* GIVEN INSTRUCTION:
Gather every line of the data that contains the string "sidebar".

* PROVIDED MATERIAL:
=====
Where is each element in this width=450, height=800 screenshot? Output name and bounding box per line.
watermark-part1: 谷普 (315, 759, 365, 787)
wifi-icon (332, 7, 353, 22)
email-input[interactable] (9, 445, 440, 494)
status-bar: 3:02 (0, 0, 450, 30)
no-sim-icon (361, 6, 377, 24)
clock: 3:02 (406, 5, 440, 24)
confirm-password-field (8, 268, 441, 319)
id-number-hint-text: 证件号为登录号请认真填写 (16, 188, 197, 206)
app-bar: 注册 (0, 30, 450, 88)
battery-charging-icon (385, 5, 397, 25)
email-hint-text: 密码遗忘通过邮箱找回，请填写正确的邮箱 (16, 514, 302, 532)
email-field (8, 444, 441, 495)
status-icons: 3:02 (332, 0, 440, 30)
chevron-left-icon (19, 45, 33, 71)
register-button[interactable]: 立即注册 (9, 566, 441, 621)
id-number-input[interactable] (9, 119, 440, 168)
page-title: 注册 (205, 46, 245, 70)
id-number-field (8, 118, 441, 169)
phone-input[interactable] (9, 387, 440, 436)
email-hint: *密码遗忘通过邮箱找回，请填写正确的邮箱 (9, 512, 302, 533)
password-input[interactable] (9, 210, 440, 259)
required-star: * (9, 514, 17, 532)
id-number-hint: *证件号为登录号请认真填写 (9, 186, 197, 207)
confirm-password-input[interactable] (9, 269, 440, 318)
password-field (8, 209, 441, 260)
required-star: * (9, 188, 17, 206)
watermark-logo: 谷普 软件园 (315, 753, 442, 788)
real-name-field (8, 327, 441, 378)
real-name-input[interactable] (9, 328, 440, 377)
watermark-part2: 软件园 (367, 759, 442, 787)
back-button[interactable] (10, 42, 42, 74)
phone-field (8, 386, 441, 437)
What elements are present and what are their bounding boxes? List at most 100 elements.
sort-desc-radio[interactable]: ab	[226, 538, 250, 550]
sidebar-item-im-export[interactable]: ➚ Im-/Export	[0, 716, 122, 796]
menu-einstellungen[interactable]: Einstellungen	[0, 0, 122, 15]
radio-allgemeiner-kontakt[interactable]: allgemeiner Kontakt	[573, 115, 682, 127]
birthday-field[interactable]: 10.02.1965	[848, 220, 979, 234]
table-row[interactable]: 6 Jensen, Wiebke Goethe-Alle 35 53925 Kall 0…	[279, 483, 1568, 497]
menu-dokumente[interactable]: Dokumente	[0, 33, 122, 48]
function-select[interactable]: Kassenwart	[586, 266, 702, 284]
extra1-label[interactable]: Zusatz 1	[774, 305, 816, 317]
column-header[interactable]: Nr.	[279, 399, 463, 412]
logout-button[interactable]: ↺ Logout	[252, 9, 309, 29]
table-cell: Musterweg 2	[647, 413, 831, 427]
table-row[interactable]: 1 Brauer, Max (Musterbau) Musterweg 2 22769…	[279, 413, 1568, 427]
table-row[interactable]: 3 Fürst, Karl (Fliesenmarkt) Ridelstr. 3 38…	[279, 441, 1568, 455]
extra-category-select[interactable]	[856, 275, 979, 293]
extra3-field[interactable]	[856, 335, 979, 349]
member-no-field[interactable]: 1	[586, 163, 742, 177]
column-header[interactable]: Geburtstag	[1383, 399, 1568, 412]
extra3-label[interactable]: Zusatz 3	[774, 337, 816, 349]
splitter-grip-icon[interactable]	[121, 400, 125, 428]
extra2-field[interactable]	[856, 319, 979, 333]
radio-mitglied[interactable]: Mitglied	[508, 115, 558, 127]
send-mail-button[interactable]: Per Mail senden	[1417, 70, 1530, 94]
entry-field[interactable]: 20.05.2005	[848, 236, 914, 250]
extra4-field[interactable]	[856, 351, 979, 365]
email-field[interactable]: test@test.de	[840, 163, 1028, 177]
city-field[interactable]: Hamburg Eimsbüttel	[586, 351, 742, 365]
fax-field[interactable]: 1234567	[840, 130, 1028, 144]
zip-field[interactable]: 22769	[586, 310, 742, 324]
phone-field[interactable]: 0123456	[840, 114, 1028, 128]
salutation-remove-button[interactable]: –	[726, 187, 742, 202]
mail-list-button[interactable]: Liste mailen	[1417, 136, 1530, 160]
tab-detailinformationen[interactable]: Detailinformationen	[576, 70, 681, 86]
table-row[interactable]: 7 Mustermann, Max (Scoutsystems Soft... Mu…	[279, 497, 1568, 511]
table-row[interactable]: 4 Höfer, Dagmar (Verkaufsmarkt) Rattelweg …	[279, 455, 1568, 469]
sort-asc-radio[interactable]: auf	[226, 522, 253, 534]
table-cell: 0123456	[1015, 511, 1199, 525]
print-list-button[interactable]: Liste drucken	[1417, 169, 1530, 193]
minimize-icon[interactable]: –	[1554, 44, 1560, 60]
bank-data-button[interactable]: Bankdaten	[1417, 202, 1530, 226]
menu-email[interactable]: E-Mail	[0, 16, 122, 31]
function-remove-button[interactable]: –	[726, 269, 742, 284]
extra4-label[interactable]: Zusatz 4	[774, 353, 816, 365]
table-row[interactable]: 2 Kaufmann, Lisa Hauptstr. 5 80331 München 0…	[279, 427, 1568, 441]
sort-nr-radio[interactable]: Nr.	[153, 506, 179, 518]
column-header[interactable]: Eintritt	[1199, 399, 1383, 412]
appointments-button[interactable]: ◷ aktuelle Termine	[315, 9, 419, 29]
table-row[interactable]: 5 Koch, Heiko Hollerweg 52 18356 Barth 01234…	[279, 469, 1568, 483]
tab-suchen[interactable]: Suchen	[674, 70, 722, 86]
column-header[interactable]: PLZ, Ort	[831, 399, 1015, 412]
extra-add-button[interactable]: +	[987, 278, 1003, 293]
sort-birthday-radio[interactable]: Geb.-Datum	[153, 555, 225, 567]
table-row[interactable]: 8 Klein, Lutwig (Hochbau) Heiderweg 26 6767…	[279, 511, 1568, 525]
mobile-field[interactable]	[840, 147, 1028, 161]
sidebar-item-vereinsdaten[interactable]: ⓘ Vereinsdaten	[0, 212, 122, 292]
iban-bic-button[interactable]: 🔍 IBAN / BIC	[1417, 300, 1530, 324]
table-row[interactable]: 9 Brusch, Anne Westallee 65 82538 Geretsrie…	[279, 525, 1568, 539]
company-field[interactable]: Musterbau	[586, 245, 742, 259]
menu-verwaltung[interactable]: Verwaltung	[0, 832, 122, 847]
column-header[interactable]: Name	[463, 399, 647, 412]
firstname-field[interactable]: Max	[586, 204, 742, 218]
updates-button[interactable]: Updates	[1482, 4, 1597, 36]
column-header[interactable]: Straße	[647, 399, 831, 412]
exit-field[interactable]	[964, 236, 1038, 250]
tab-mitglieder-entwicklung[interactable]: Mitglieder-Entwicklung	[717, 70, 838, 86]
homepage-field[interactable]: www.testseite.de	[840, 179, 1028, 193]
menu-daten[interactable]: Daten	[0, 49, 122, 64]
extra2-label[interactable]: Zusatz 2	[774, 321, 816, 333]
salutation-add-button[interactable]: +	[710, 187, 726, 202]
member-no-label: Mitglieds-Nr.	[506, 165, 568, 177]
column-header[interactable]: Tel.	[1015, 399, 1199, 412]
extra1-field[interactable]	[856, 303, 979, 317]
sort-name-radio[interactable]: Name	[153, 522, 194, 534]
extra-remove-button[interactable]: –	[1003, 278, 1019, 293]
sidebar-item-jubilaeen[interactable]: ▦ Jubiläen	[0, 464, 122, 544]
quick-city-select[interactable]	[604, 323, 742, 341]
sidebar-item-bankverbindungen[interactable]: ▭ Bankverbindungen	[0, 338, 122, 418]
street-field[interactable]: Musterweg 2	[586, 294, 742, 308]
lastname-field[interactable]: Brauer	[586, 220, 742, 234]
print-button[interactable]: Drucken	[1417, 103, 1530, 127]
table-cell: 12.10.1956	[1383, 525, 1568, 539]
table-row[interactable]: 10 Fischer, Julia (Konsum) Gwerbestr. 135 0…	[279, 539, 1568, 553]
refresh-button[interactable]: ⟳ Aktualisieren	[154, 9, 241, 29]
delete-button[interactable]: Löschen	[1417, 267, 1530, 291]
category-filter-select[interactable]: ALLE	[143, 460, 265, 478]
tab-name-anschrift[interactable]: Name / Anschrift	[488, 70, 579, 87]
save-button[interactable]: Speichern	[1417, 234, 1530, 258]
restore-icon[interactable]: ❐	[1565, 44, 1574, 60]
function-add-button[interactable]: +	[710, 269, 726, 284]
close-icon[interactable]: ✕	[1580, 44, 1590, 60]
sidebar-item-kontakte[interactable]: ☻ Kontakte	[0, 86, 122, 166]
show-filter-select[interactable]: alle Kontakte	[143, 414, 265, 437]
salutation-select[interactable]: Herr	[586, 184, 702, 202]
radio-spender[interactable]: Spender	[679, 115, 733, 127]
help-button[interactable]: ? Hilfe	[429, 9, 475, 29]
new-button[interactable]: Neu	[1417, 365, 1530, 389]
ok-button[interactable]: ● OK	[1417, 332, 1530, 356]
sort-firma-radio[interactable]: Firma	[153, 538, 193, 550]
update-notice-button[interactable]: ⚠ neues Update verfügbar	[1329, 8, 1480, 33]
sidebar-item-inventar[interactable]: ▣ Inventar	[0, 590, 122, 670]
=====
* REPLY TO THE EXERCISE:
sidebar-item-im-export[interactable]: ➚ Im-/Export	[0, 716, 122, 796]
sidebar-item-vereinsdaten[interactable]: ⓘ Vereinsdaten	[0, 212, 122, 292]
sidebar-item-jubilaeen[interactable]: ▦ Jubiläen	[0, 464, 122, 544]
sidebar-item-bankverbindungen[interactable]: ▭ Bankverbindungen	[0, 338, 122, 418]
sidebar-item-kontakte[interactable]: ☻ Kontakte	[0, 86, 122, 166]
sidebar-item-inventar[interactable]: ▣ Inventar	[0, 590, 122, 670]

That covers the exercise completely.